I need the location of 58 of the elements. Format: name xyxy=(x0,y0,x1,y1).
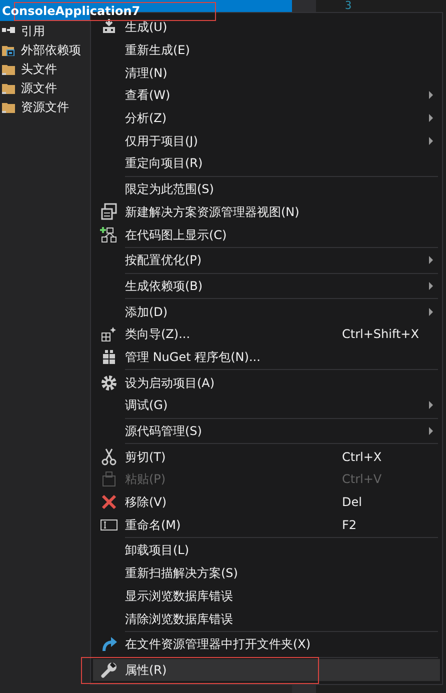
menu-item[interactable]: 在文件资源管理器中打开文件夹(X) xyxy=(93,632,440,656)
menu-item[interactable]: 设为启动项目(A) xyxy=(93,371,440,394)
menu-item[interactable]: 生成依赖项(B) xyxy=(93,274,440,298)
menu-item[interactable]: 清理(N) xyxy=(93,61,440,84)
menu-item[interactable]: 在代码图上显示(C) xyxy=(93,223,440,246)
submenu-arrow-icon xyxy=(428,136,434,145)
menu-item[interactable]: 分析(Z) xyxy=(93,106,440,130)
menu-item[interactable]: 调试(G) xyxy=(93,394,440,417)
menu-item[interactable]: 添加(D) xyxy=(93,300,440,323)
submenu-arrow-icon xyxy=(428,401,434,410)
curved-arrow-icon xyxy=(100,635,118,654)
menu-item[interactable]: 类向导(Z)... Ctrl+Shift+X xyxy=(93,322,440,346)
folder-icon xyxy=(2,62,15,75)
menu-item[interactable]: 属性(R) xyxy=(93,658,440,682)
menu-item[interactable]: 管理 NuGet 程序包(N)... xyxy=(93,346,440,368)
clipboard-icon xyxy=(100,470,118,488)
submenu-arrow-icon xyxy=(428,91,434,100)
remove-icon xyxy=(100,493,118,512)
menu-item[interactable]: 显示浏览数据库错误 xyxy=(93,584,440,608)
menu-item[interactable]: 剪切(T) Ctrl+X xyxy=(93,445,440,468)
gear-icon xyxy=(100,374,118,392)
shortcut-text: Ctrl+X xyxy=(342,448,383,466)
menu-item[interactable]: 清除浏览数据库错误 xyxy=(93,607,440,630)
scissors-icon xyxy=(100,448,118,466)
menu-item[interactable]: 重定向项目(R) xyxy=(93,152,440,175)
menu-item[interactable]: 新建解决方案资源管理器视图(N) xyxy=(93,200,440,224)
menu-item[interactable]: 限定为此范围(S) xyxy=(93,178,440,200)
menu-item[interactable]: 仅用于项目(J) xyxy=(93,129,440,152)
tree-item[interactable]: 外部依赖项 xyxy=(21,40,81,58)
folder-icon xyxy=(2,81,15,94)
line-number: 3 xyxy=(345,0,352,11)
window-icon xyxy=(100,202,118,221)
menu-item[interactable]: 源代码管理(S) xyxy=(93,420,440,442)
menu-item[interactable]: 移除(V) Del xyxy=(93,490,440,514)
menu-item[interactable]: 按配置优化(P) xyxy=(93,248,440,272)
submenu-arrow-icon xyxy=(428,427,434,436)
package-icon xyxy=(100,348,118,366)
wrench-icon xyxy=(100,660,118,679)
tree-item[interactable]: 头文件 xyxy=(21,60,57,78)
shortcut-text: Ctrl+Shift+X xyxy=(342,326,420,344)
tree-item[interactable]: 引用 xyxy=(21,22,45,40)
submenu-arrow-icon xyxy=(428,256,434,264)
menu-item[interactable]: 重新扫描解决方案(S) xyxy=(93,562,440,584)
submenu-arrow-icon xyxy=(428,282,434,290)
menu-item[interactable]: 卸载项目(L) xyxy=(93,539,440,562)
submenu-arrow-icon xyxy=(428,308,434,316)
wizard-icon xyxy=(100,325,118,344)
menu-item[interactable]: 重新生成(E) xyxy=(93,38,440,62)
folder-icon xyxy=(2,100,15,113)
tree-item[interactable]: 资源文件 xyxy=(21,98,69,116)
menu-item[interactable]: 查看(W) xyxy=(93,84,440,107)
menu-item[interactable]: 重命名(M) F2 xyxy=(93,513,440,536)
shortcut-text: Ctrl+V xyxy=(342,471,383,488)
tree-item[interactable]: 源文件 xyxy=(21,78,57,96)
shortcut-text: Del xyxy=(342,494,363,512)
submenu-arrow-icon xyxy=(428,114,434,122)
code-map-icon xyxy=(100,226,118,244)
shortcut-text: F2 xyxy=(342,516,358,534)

◆ **PROBLEM DESCRIPTION**: Collect every line of the listing above that contains the string "tree", and copy each one in full.

◆ **TASK SOLUTION**:
tree-item[interactable]: 外部依赖项 xyxy=(21,40,81,58)
tree-item[interactable]: 头文件 xyxy=(21,60,57,78)
tree-item[interactable]: 引用 xyxy=(21,22,45,40)
tree-item[interactable]: 资源文件 xyxy=(21,98,69,116)
tree-item[interactable]: 源文件 xyxy=(21,78,57,96)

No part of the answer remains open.